What is needed -
Set down the material below word for word, excluding the pictures.

[Figure record extracts]

┌────────

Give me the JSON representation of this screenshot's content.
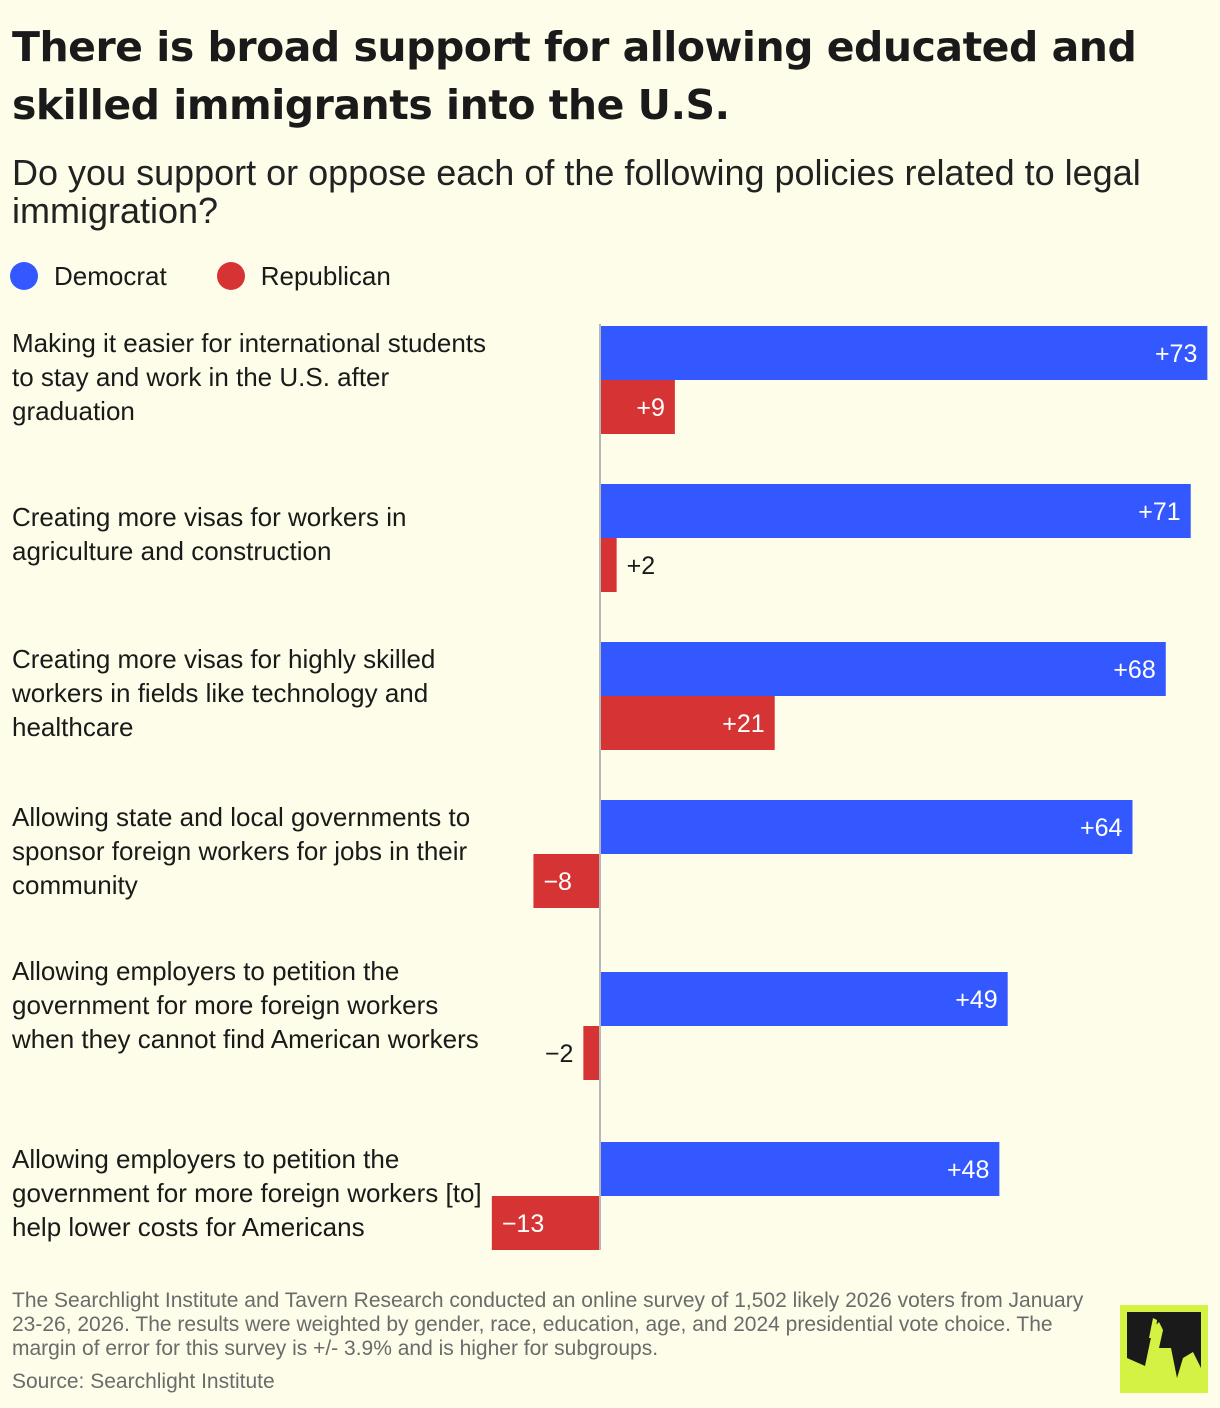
{
  "header": {
    "title": "There is broad support for allowing educated and skilled immigrants into the U.S.",
    "subtitle": "Do you support or oppose each of the following policies related to legal immigration?"
  },
  "legend": [
    {
      "label": "Democrat",
      "color": "#3358ff"
    },
    {
      "label": "Republican",
      "color": "#d63434"
    }
  ],
  "chart_data": {
    "type": "bar",
    "orientation": "horizontal",
    "categories": [
      "Making it easier for international students to stay and work in the U.S. after graduation",
      "Creating more visas for workers in agriculture and construction",
      "Creating more visas for highly skilled workers in fields like technology and healthcare",
      "Allowing state and local governments to sponsor foreign workers for jobs in their community",
      "Allowing employers to petition the government for more foreign workers when they cannot find American workers",
      "Allowing employers to petition the government for more foreign workers [to] help lower costs for Americans"
    ],
    "series": [
      {
        "name": "Democrat",
        "color": "#3358ff",
        "values": [
          73,
          71,
          68,
          64,
          49,
          48
        ],
        "labels": [
          "+73",
          "+71",
          "+68",
          "+64",
          "+49",
          "+48"
        ]
      },
      {
        "name": "Republican",
        "color": "#d63434",
        "values": [
          9,
          2,
          21,
          -8,
          -2,
          -13
        ],
        "labels": [
          "+9",
          "+2",
          "+21",
          "−8",
          "−2",
          "−13"
        ]
      }
    ],
    "xlim": [
      -13,
      73
    ],
    "grid": false,
    "legend_position": "top-left"
  },
  "footer": {
    "note": "The Searchlight Institute and Tavern Research conducted an online survey of 1,502 likely 2026 voters from January 23-26, 2026. The results were weighted by gender, race, education, age, and 2024 presidential vote choice. The margin of error for this survey is +/- 3.9% and is higher for subgroups.",
    "source": "Source: Searchlight Institute"
  },
  "logo": {
    "icon": "searchlight-logo-icon"
  }
}
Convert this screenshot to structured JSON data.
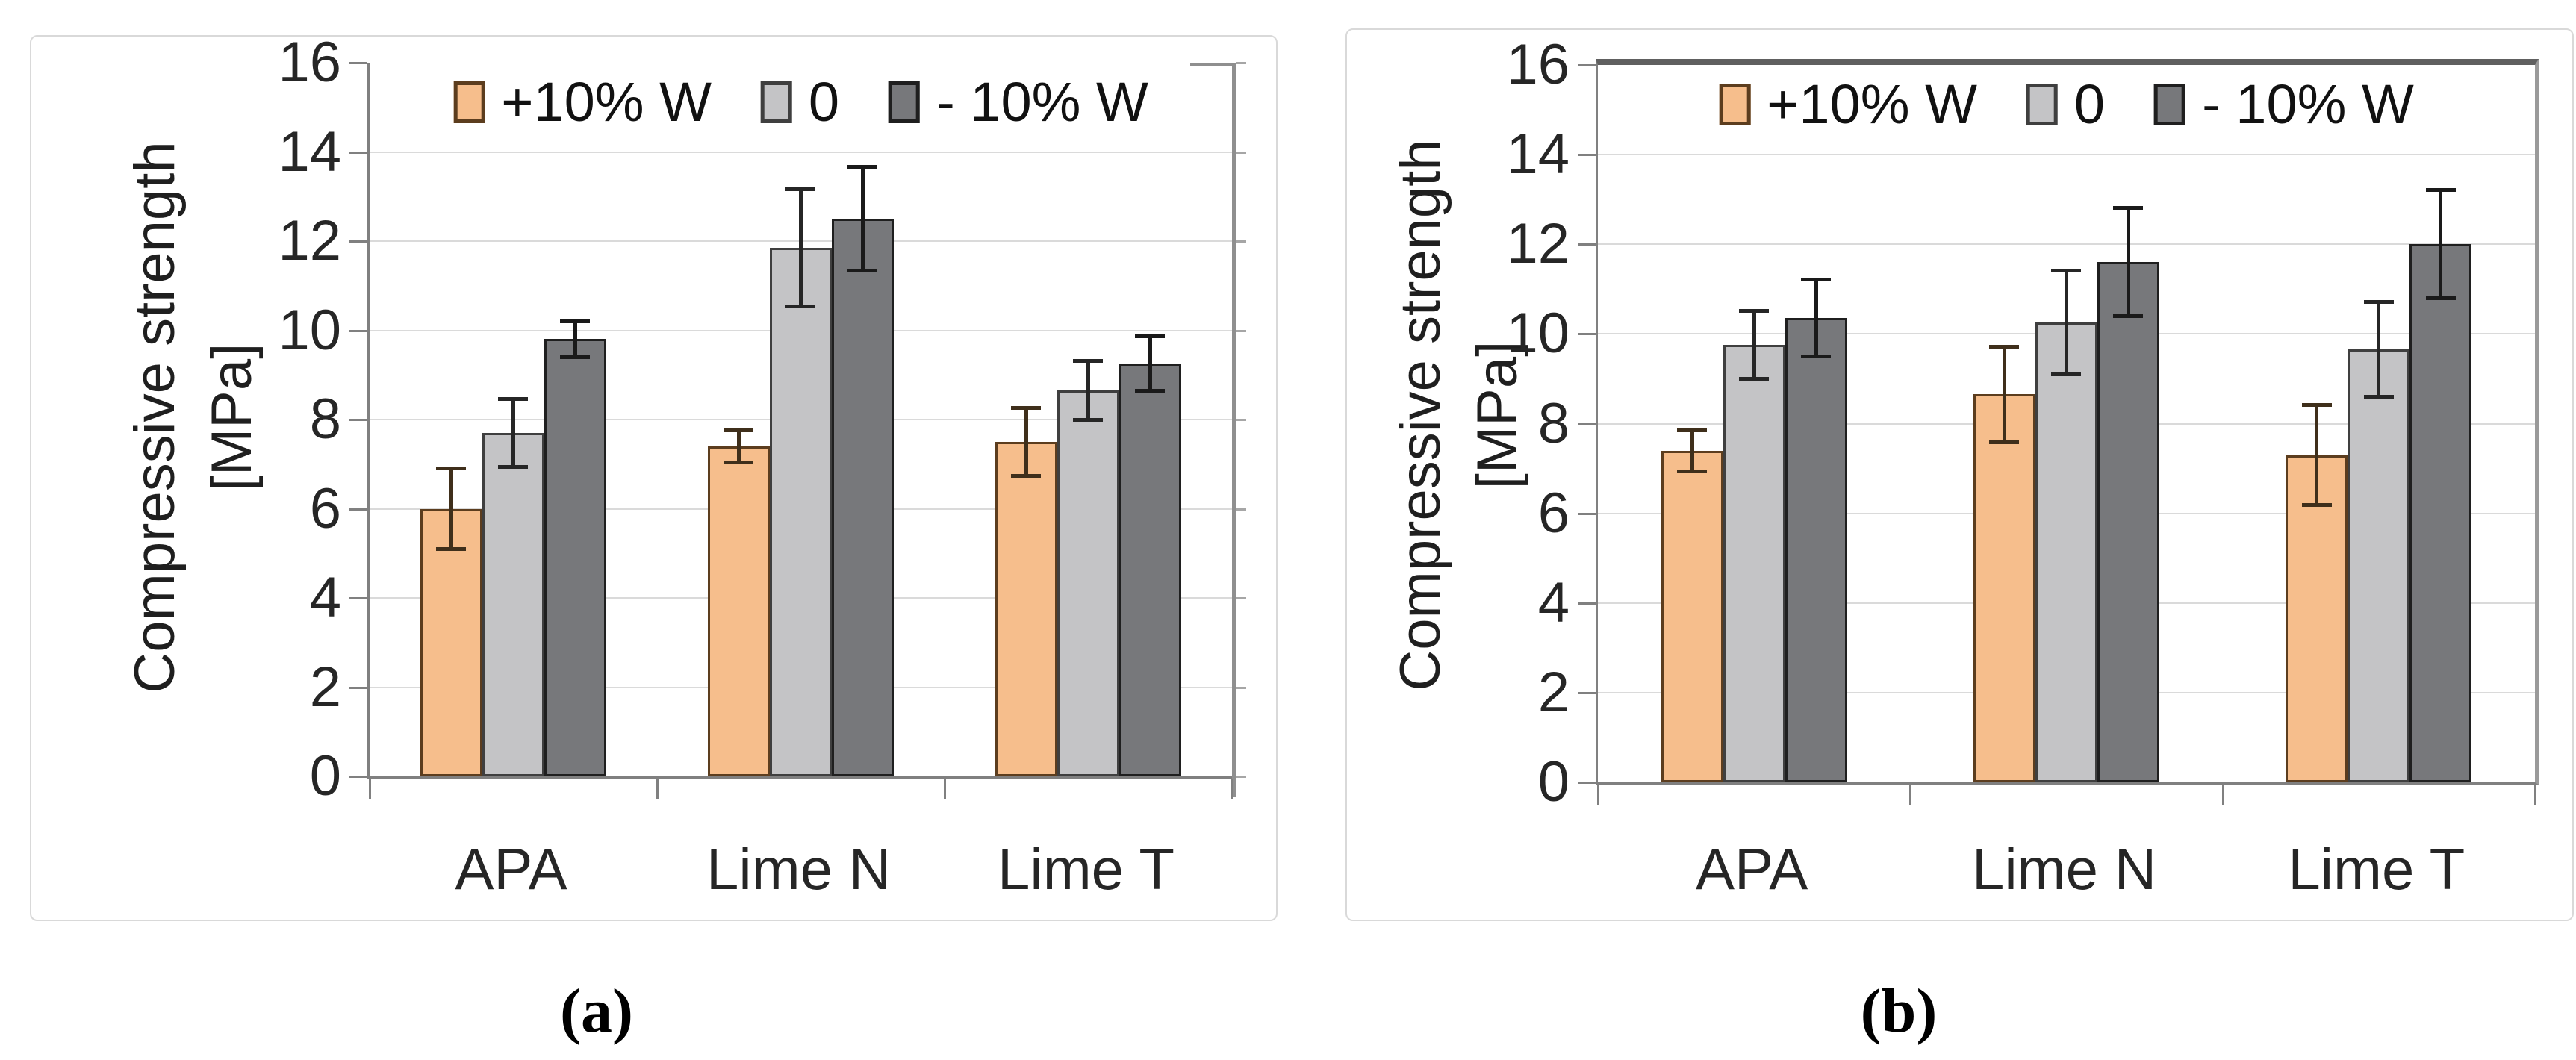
{
  "figure": {
    "background": "#ffffff",
    "panel_border_color": "#d9d9d9",
    "axis_color": "#808080",
    "gridline_color": "#dadada"
  },
  "chart_data": [
    {
      "id": "a",
      "type": "bar",
      "caption": "(a)",
      "title": "",
      "xlabel": "",
      "ylabel": "Compressive strength [MPa]",
      "ylabel_lines": [
        "Compressive strength",
        "[MPa]"
      ],
      "ylim": [
        0,
        16
      ],
      "ytick_step": 2,
      "yticks": [
        0,
        2,
        4,
        6,
        8,
        10,
        12,
        14,
        16
      ],
      "grid": true,
      "legend_position": "top-inside",
      "right_axis": "ticks",
      "categories": [
        "APA",
        "Lime N",
        "Lime T"
      ],
      "series": [
        {
          "name": "+10% W",
          "fill": "#F6BE8C",
          "border": "#5C3D1E",
          "err_color": "#3F2F1B",
          "values": [
            6.0,
            7.4,
            7.5
          ],
          "errors": [
            0.95,
            0.4,
            0.8
          ]
        },
        {
          "name": "0",
          "fill": "#C4C4C6",
          "border": "#3F3F3F",
          "err_color": "#262626",
          "values": [
            7.7,
            11.85,
            8.65
          ],
          "errors": [
            0.8,
            1.35,
            0.7
          ]
        },
        {
          "name": "- 10% W",
          "fill": "#77787B",
          "border": "#1F1F1F",
          "err_color": "#1A1A1A",
          "values": [
            9.8,
            12.5,
            9.25
          ],
          "errors": [
            0.45,
            1.2,
            0.65
          ]
        }
      ]
    },
    {
      "id": "b",
      "type": "bar",
      "caption": "(b)",
      "title": "",
      "xlabel": "",
      "ylabel": "Compressive strength [MPa]",
      "ylabel_lines": [
        "Compressive strength",
        "[MPa]"
      ],
      "ylim": [
        0,
        16
      ],
      "ytick_step": 2,
      "yticks": [
        0,
        2,
        4,
        6,
        8,
        10,
        12,
        14,
        16
      ],
      "grid": true,
      "legend_position": "top-inside",
      "right_axis": "line",
      "categories": [
        "APA",
        "Lime N",
        "Lime T"
      ],
      "series": [
        {
          "name": "+10% W",
          "fill": "#F6BE8C",
          "border": "#5C3D1E",
          "err_color": "#3F2F1B",
          "values": [
            7.4,
            8.65,
            7.3
          ],
          "errors": [
            0.5,
            1.1,
            1.15
          ]
        },
        {
          "name": "0",
          "fill": "#C4C4C6",
          "border": "#3F3F3F",
          "err_color": "#262626",
          "values": [
            9.75,
            10.25,
            9.65
          ],
          "errors": [
            0.8,
            1.2,
            1.1
          ]
        },
        {
          "name": "- 10% W",
          "fill": "#77787B",
          "border": "#1F1F1F",
          "err_color": "#1A1A1A",
          "values": [
            10.35,
            11.6,
            12.0
          ],
          "errors": [
            0.9,
            1.25,
            1.25
          ]
        }
      ]
    }
  ]
}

└────────

Solution for this task -
Give me the JSON representation of this screenshot's content.
{
  "header": {
    "title": "There is broad support for allowing educated and skilled immigrants into the U.S.",
    "subtitle": "Do you support or oppose each of the following policies related to legal immigration?"
  },
  "legend": [
    {
      "label": "Democrat",
      "color": "#3358ff"
    },
    {
      "label": "Republican",
      "color": "#d63434"
    }
  ],
  "chart_data": {
    "type": "bar",
    "orientation": "horizontal",
    "categories": [
      "Making it easier for international students to stay and work in the U.S. after graduation",
      "Creating more visas for workers in agriculture and construction",
      "Creating more visas for highly skilled workers in fields like technology and healthcare",
      "Allowing state and local governments to sponsor foreign workers for jobs in their community",
      "Allowing employers to petition the government for more foreign workers when they cannot find American workers",
      "Allowing employers to petition the government for more foreign workers [to] help lower costs for Americans"
    ],
    "series": [
      {
        "name": "Democrat",
        "color": "#3358ff",
        "values": [
          73,
          71,
          68,
          64,
          49,
          48
        ],
        "labels": [
          "+73",
          "+71",
          "+68",
          "+64",
          "+49",
          "+48"
        ]
      },
      {
        "name": "Republican",
        "color": "#d63434",
        "values": [
          9,
          2,
          21,
          -8,
          -2,
          -13
        ],
        "labels": [
          "+9",
          "+2",
          "+21",
          "−8",
          "−2",
          "−13"
        ]
      }
    ],
    "xlim": [
      -13,
      73
    ],
    "grid": false,
    "legend_position": "top-left"
  },
  "footer": {
    "note": "The Searchlight Institute and Tavern Research conducted an online survey of 1,502 likely 2026 voters from January 23-26, 2026. The results were weighted by gender, race, education, age, and 2024 presidential vote choice. The margin of error for this survey is +/- 3.9% and is higher for subgroups.",
    "source": "Source: Searchlight Institute"
  },
  "logo": {
    "icon": "searchlight-logo-icon"
  }
}
Convert this screenshot to structured JSON data.
{
  "figure": {
    "background": "#ffffff",
    "panel_border_color": "#d9d9d9",
    "axis_color": "#808080",
    "gridline_color": "#dadada"
  },
  "chart_data": [
    {
      "id": "a",
      "type": "bar",
      "caption": "(a)",
      "title": "",
      "xlabel": "",
      "ylabel": "Compressive strength [MPa]",
      "ylabel_lines": [
        "Compressive strength",
        "[MPa]"
      ],
      "ylim": [
        0,
        16
      ],
      "ytick_step": 2,
      "yticks": [
        0,
        2,
        4,
        6,
        8,
        10,
        12,
        14,
        16
      ],
      "grid": true,
      "legend_position": "top-inside",
      "right_axis": "ticks",
      "categories": [
        "APA",
        "Lime N",
        "Lime T"
      ],
      "series": [
        {
          "name": "+10% W",
          "fill": "#F6BE8C",
          "border": "#5C3D1E",
          "err_color": "#3F2F1B",
          "values": [
            6.0,
            7.4,
            7.5
          ],
          "errors": [
            0.95,
            0.4,
            0.8
          ]
        },
        {
          "name": "0",
          "fill": "#C4C4C6",
          "border": "#3F3F3F",
          "err_color": "#262626",
          "values": [
            7.7,
            11.85,
            8.65
          ],
          "errors": [
            0.8,
            1.35,
            0.7
          ]
        },
        {
          "name": "- 10% W",
          "fill": "#77787B",
          "border": "#1F1F1F",
          "err_color": "#1A1A1A",
          "values": [
            9.8,
            12.5,
            9.25
          ],
          "errors": [
            0.45,
            1.2,
            0.65
          ]
        }
      ]
    },
    {
      "id": "b",
      "type": "bar",
      "caption": "(b)",
      "title": "",
      "xlabel": "",
      "ylabel": "Compressive strength [MPa]",
      "ylabel_lines": [
        "Compressive strength",
        "[MPa]"
      ],
      "ylim": [
        0,
        16
      ],
      "ytick_step": 2,
      "yticks": [
        0,
        2,
        4,
        6,
        8,
        10,
        12,
        14,
        16
      ],
      "grid": true,
      "legend_position": "top-inside",
      "right_axis": "line",
      "categories": [
        "APA",
        "Lime N",
        "Lime T"
      ],
      "series": [
        {
          "name": "+10% W",
          "fill": "#F6BE8C",
          "border": "#5C3D1E",
          "err_color": "#3F2F1B",
          "values": [
            7.4,
            8.65,
            7.3
          ],
          "errors": [
            0.5,
            1.1,
            1.15
          ]
        },
        {
          "name": "0",
          "fill": "#C4C4C6",
          "border": "#3F3F3F",
          "err_color": "#262626",
          "values": [
            9.75,
            10.25,
            9.65
          ],
          "errors": [
            0.8,
            1.2,
            1.1
          ]
        },
        {
          "name": "- 10% W",
          "fill": "#77787B",
          "border": "#1F1F1F",
          "err_color": "#1A1A1A",
          "values": [
            10.35,
            11.6,
            12.0
          ],
          "errors": [
            0.9,
            1.25,
            1.25
          ]
        }
      ]
    }
  ]
}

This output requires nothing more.